[Data entries for graphics]
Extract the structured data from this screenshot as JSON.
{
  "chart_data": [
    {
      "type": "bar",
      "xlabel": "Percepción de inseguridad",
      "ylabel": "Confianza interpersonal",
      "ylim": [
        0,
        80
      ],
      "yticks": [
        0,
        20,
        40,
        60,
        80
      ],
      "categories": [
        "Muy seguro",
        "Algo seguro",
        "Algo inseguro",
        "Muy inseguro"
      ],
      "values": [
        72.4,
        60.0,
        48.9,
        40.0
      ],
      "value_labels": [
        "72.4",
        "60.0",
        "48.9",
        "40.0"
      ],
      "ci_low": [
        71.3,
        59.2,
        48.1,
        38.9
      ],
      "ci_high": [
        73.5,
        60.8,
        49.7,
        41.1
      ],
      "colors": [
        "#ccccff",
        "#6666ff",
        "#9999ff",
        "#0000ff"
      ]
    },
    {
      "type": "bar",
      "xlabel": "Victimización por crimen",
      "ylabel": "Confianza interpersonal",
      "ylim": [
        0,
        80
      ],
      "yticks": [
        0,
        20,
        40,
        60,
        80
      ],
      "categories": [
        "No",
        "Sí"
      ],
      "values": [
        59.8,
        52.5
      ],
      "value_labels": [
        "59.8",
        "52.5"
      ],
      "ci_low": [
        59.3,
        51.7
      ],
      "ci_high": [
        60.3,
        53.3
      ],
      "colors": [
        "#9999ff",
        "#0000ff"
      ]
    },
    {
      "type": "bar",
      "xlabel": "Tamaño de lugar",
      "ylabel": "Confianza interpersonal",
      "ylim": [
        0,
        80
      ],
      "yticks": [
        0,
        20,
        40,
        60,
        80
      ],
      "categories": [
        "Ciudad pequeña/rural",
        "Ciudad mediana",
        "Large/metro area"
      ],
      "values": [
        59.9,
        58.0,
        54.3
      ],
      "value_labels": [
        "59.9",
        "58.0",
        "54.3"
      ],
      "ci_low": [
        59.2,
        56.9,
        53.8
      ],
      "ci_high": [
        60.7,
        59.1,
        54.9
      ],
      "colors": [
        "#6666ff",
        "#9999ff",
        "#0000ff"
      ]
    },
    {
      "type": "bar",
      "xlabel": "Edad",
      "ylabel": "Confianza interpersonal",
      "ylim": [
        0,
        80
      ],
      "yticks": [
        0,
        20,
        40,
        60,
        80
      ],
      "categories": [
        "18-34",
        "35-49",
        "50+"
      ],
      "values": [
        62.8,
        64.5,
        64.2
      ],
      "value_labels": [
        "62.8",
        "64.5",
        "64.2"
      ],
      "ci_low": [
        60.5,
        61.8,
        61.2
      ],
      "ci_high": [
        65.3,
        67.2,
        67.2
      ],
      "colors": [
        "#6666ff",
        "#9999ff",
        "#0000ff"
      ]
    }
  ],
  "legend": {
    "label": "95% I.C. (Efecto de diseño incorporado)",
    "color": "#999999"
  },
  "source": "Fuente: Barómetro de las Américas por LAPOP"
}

What needs to be done ->
Repeat every record, keeping each word and mark exactly as it is.

The answer ->
Extract the structured data from this screenshot as JSON.
{
  "chart_data": [
    {
      "type": "bar",
      "xlabel": "Percepción de inseguridad",
      "ylabel": "Confianza interpersonal",
      "ylim": [
        0,
        80
      ],
      "yticks": [
        0,
        20,
        40,
        60,
        80
      ],
      "categories": [
        "Muy seguro",
        "Algo seguro",
        "Algo inseguro",
        "Muy inseguro"
      ],
      "values": [
        72.4,
        60.0,
        48.9,
        40.0
      ],
      "value_labels": [
        "72.4",
        "60.0",
        "48.9",
        "40.0"
      ],
      "ci_low": [
        71.3,
        59.2,
        48.1,
        38.9
      ],
      "ci_high": [
        73.5,
        60.8,
        49.7,
        41.1
      ],
      "colors": [
        "#ccccff",
        "#6666ff",
        "#9999ff",
        "#0000ff"
      ]
    },
    {
      "type": "bar",
      "xlabel": "Victimización por crimen",
      "ylabel": "Confianza interpersonal",
      "ylim": [
        0,
        80
      ],
      "yticks": [
        0,
        20,
        40,
        60,
        80
      ],
      "categories": [
        "No",
        "Sí"
      ],
      "values": [
        59.8,
        52.5
      ],
      "value_labels": [
        "59.8",
        "52.5"
      ],
      "ci_low": [
        59.3,
        51.7
      ],
      "ci_high": [
        60.3,
        53.3
      ],
      "colors": [
        "#9999ff",
        "#0000ff"
      ]
    },
    {
      "type": "bar",
      "xlabel": "Tamaño de lugar",
      "ylabel": "Confianza interpersonal",
      "ylim": [
        0,
        80
      ],
      "yticks": [
        0,
        20,
        40,
        60,
        80
      ],
      "categories": [
        "Ciudad pequeña/rural",
        "Ciudad mediana",
        "Large/metro area"
      ],
      "values": [
        59.9,
        58.0,
        54.3
      ],
      "value_labels": [
        "59.9",
        "58.0",
        "54.3"
      ],
      "ci_low": [
        59.2,
        56.9,
        53.8
      ],
      "ci_high": [
        60.7,
        59.1,
        54.9
      ],
      "colors": [
        "#6666ff",
        "#9999ff",
        "#0000ff"
      ]
    },
    {
      "type": "bar",
      "xlabel": "Edad",
      "ylabel": "Confianza interpersonal",
      "ylim": [
        0,
        80
      ],
      "yticks": [
        0,
        20,
        40,
        60,
        80
      ],
      "categories": [
        "18-34",
        "35-49",
        "50+"
      ],
      "values": [
        62.8,
        64.5,
        64.2
      ],
      "value_labels": [
        "62.8",
        "64.5",
        "64.2"
      ],
      "ci_low": [
        60.5,
        61.8,
        61.2
      ],
      "ci_high": [
        65.3,
        67.2,
        67.2
      ],
      "colors": [
        "#6666ff",
        "#9999ff",
        "#0000ff"
      ]
    }
  ],
  "legend": {
    "label": "95% I.C. (Efecto de diseño incorporado)",
    "color": "#999999"
  },
  "source": "Fuente: Barómetro de las Américas por LAPOP"
}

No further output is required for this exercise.